- _WHAT TO WORK ON_
Find all lines in the records that include the word "Membros", and copy them out.

- _RECORDS PROVIDED_
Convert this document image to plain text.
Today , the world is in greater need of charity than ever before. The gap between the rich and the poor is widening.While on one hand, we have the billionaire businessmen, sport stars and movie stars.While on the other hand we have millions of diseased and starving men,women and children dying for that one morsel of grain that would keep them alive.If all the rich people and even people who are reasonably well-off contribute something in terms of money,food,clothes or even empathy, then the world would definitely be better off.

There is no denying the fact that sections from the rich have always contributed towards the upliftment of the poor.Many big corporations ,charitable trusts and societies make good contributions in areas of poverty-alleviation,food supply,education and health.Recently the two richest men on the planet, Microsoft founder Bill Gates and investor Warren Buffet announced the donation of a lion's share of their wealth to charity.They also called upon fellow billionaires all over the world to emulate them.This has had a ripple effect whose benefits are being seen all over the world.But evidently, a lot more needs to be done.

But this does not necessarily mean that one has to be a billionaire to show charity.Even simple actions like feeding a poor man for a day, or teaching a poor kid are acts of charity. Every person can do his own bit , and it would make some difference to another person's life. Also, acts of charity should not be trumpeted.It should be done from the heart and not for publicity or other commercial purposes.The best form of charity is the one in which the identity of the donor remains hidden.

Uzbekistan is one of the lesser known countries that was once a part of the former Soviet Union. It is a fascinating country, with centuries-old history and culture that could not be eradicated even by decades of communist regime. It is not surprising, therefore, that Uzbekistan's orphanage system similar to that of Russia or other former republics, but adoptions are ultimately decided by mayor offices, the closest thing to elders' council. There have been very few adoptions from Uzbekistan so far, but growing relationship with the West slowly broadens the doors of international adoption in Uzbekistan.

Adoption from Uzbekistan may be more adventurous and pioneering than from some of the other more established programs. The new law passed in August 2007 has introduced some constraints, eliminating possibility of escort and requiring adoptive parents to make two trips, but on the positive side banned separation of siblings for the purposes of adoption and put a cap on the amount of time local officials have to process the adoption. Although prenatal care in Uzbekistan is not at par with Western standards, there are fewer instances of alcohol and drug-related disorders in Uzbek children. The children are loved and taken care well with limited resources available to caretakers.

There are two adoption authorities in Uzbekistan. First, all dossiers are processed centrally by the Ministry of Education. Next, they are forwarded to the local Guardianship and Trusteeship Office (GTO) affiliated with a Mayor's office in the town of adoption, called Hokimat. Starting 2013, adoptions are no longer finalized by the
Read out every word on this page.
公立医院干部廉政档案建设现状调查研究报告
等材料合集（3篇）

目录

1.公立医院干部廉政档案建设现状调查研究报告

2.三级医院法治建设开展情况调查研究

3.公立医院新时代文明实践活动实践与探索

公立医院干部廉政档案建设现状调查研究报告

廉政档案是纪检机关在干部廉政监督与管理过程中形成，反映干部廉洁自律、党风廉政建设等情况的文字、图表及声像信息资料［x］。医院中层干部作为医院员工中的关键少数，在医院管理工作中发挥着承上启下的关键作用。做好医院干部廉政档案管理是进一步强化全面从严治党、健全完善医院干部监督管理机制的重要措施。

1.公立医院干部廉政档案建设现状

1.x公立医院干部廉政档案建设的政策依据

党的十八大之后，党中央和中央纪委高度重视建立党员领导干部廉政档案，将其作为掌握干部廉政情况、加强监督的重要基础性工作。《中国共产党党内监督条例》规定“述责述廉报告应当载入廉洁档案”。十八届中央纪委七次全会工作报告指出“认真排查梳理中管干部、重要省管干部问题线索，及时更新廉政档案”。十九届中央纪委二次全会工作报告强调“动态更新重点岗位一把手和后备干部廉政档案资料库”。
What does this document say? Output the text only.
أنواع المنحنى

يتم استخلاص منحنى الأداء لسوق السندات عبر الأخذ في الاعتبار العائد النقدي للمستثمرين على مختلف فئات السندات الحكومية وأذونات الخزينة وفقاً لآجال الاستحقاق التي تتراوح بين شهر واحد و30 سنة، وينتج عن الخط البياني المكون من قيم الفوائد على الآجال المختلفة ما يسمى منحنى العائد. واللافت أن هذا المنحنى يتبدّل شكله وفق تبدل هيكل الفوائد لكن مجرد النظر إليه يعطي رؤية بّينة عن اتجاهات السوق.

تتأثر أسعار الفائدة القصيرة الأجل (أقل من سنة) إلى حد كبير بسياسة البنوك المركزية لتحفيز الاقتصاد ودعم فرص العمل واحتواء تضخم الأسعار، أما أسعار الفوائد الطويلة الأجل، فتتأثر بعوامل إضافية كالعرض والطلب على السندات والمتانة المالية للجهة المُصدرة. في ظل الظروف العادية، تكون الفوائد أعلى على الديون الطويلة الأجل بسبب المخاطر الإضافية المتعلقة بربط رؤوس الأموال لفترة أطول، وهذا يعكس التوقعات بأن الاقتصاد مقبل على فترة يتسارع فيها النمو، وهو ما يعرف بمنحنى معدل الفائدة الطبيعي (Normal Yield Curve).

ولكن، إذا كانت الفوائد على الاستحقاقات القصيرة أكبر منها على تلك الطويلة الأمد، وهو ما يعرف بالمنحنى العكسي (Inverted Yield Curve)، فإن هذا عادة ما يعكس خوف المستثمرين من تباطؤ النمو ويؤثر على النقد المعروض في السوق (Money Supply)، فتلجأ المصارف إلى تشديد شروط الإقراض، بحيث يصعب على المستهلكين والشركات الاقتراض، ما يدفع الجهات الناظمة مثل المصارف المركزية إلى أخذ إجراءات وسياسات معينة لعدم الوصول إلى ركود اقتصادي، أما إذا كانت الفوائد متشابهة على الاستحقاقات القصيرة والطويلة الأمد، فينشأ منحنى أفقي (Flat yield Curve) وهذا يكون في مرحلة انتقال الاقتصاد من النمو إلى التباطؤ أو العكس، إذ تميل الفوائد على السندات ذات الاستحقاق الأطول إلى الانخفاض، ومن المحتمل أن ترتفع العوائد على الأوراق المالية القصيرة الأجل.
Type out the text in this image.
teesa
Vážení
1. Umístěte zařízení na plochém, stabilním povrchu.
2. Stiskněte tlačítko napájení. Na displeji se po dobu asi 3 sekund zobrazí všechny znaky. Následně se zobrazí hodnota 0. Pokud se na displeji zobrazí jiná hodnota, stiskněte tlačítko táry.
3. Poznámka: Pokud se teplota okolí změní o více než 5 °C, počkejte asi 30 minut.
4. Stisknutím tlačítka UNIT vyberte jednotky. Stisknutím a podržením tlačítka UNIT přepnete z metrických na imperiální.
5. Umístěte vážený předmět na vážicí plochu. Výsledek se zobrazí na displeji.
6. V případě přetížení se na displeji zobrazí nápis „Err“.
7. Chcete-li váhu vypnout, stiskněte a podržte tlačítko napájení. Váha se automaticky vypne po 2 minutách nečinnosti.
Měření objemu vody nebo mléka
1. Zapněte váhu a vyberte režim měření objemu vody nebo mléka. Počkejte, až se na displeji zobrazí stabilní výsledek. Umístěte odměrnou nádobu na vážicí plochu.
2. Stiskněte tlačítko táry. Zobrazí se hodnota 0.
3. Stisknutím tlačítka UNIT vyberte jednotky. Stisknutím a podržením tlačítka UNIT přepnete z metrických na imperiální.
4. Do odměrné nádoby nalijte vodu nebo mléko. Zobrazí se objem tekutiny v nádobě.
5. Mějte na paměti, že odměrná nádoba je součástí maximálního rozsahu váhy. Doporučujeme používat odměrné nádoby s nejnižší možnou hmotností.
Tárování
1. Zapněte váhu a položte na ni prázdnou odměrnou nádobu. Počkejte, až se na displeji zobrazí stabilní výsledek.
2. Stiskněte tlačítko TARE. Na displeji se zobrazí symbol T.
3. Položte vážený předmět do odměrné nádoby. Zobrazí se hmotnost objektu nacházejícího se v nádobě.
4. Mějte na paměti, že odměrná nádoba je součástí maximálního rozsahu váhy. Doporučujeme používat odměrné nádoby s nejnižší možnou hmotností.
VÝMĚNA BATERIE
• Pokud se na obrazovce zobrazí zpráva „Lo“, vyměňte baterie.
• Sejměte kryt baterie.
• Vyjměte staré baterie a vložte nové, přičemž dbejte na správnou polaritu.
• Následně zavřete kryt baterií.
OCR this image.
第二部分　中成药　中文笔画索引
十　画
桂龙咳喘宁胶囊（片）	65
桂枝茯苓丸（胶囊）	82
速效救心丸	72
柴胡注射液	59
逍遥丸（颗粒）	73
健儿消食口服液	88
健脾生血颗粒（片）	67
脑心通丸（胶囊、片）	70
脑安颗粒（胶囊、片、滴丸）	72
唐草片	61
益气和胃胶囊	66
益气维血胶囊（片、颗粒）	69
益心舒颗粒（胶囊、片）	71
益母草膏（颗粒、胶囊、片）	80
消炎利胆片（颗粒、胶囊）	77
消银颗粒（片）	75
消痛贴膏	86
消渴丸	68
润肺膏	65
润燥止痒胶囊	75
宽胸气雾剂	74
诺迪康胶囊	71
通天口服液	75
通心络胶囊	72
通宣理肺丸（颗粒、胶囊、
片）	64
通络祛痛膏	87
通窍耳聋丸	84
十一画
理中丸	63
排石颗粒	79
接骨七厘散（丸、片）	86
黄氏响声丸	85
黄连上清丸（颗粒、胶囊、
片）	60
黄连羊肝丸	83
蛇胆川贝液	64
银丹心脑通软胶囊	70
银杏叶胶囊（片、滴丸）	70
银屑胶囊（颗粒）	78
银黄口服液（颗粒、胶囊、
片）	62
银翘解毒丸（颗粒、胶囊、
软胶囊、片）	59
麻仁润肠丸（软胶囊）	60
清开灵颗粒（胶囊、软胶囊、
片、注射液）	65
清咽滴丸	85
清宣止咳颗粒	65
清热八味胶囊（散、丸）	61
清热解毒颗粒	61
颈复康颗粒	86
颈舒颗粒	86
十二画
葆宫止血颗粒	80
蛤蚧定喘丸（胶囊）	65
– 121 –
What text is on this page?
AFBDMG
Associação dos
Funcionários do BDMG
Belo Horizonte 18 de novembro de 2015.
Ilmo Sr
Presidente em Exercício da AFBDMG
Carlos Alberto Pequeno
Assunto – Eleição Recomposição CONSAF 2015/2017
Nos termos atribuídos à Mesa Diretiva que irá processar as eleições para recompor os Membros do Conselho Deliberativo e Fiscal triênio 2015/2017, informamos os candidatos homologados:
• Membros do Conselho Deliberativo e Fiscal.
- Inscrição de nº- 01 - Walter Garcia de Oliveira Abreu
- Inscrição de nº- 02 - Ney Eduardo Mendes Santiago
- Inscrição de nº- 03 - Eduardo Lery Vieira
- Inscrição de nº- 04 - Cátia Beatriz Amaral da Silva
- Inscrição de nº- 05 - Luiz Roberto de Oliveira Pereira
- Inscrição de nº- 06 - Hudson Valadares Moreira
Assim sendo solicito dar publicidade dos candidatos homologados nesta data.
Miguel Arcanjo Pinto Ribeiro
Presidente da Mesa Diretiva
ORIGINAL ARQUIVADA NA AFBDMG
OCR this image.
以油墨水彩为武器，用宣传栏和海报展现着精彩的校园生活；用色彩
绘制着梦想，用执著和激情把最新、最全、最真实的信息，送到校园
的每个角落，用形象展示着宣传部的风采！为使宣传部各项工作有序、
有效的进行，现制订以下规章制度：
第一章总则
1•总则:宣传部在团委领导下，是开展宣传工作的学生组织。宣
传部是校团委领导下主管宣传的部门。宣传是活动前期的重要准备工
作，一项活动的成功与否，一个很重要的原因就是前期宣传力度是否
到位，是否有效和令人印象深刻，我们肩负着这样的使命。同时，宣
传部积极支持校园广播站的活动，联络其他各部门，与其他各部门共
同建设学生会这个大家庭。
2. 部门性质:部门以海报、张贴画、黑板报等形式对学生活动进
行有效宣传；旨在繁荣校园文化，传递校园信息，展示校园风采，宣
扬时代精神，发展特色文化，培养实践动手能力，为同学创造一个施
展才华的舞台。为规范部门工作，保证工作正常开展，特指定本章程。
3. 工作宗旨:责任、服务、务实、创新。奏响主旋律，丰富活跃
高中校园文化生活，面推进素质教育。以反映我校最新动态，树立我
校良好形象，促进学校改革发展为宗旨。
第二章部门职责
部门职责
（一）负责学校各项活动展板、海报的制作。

- _TASK ANSWER_
Nos termos atribuídos à Mesa Diretiva que irá processar as eleições para recompor os Membros do Conselho Deliberativo e Fiscal triênio 2015/2017, informamos os candidatos homologados:
• Membros do Conselho Deliberativo e Fiscal.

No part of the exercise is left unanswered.